* WHAT YOU NEED TO DO
Give every entry again, word for word and in full.

--- begin DATASET EXTRACT ---

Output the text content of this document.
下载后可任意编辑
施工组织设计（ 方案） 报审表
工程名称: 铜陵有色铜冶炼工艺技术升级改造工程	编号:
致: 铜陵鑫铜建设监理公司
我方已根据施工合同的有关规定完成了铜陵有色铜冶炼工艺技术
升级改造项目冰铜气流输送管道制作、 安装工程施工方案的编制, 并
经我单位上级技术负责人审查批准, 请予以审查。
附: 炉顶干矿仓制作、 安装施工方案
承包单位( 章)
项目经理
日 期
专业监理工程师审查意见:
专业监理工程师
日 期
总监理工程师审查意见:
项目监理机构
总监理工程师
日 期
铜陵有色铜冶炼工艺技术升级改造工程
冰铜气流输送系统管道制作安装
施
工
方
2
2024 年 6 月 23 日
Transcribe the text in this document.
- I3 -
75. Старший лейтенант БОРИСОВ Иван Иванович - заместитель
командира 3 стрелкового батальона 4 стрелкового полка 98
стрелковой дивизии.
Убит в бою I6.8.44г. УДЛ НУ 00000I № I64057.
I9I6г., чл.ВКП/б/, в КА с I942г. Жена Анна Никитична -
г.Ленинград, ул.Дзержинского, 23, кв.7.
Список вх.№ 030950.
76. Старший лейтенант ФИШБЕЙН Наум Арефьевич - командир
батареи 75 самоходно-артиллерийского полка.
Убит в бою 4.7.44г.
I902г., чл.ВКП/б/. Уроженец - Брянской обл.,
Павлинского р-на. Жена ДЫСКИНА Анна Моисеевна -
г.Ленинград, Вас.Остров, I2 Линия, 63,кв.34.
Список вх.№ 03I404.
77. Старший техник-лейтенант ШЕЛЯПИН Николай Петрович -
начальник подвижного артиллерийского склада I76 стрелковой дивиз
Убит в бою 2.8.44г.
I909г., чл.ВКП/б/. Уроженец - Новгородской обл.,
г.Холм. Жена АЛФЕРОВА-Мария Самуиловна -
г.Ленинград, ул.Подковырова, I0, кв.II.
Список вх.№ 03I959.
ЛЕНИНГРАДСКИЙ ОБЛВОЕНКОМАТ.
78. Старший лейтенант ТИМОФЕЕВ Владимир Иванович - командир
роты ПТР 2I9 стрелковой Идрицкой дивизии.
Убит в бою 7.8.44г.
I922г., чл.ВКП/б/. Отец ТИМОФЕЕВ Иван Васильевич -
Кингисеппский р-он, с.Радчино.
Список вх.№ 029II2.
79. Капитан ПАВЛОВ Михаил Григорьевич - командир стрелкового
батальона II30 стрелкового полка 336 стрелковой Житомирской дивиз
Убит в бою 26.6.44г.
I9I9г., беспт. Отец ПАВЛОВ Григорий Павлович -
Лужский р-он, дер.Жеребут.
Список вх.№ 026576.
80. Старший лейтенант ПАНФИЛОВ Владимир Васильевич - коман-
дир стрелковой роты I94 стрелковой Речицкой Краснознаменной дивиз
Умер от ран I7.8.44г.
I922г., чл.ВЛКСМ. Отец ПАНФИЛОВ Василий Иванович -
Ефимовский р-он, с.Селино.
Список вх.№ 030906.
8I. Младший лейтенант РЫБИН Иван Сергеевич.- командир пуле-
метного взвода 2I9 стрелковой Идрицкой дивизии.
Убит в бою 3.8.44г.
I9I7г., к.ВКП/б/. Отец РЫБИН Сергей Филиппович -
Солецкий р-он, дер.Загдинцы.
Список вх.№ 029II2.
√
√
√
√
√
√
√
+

--- end DATASET EXTRACT ---

* RESPONSE TO THE TASK
Output the text content of this document.
下载后可任意编辑
施工组织设计（ 方案） 报审表
工程名称: 铜陵有色铜冶炼工艺技术升级改造工程	编号:
致: 铜陵鑫铜建设监理公司
我方已根据施工合同的有关规定完成了铜陵有色铜冶炼工艺技术
升级改造项目冰铜气流输送管道制作、 安装工程施工方案的编制, 并
经我单位上级技术负责人审查批准, 请予以审查。
附: 炉顶干矿仓制作、 安装施工方案
承包单位( 章)
项目经理
日 期
专业监理工程师审查意见:
专业监理工程师
日 期
总监理工程师审查意见:
项目监理机构
总监理工程师
日 期
铜陵有色铜冶炼工艺技术升级改造工程
冰铜气流输送系统管道制作安装
施
工
方
2
2024 年 6 月 23 日
Transcribe the text in this document.
- I3 -
75. Старший лейтенант БОРИСОВ Иван Иванович - заместитель
командира 3 стрелкового батальона 4 стрелкового полка 98
стрелковой дивизии.
Убит в бою I6.8.44г. УДЛ НУ 00000I № I64057.
I9I6г., чл.ВКП/б/, в КА с I942г. Жена Анна Никитична -
г.Ленинград, ул.Дзержинского, 23, кв.7.
Список вх.№ 030950.
76. Старший лейтенант ФИШБЕЙН Наум Арефьевич - командир
батареи 75 самоходно-артиллерийского полка.
Убит в бою 4.7.44г.
I902г., чл.ВКП/б/. Уроженец - Брянской обл.,
Павлинского р-на. Жена ДЫСКИНА Анна Моисеевна -
г.Ленинград, Вас.Остров, I2 Линия, 63,кв.34.
Список вх.№ 03I404.
77. Старший техник-лейтенант ШЕЛЯПИН Николай Петрович -
начальник подвижного артиллерийского склада I76 стрелковой дивиз
Убит в бою 2.8.44г.
I909г., чл.ВКП/б/. Уроженец - Новгородской обл.,
г.Холм. Жена АЛФЕРОВА-Мария Самуиловна -
г.Ленинград, ул.Подковырова, I0, кв.II.
Список вх.№ 03I959.
ЛЕНИНГРАДСКИЙ ОБЛВОЕНКОМАТ.
78. Старший лейтенант ТИМОФЕЕВ Владимир Иванович - командир
роты ПТР 2I9 стрелковой Идрицкой дивизии.
Убит в бою 7.8.44г.
I922г., чл.ВКП/б/. Отец ТИМОФЕЕВ Иван Васильевич -
Кингисеппский р-он, с.Радчино.
Список вх.№ 029II2.
79. Капитан ПАВЛОВ Михаил Григорьевич - командир стрелкового
батальона II30 стрелкового полка 336 стрелковой Житомирской дивиз
Убит в бою 26.6.44г.
I9I9г., беспт. Отец ПАВЛОВ Григорий Павлович -
Лужский р-он, дер.Жеребут.
Список вх.№ 026576.
80. Старший лейтенант ПАНФИЛОВ Владимир Васильевич - коман-
дир стрелковой роты I94 стрелковой Речицкой Краснознаменной дивиз
Умер от ран I7.8.44г.
I922г., чл.ВЛКСМ. Отец ПАНФИЛОВ Василий Иванович -
Ефимовский р-он, с.Селино.
Список вх.№ 030906.
8I. Младший лейтенант РЫБИН Иван Сергеевич.- командир пуле-
метного взвода 2I9 стрелковой Идрицкой дивизии.
Убит в бою 3.8.44г.
I9I7г., к.ВКП/б/. Отец РЫБИН Сергей Филиппович -
Солецкий р-он, дер.Загдинцы.
Список вх.№ 029II2.
√
√
√
√
√
√
√
+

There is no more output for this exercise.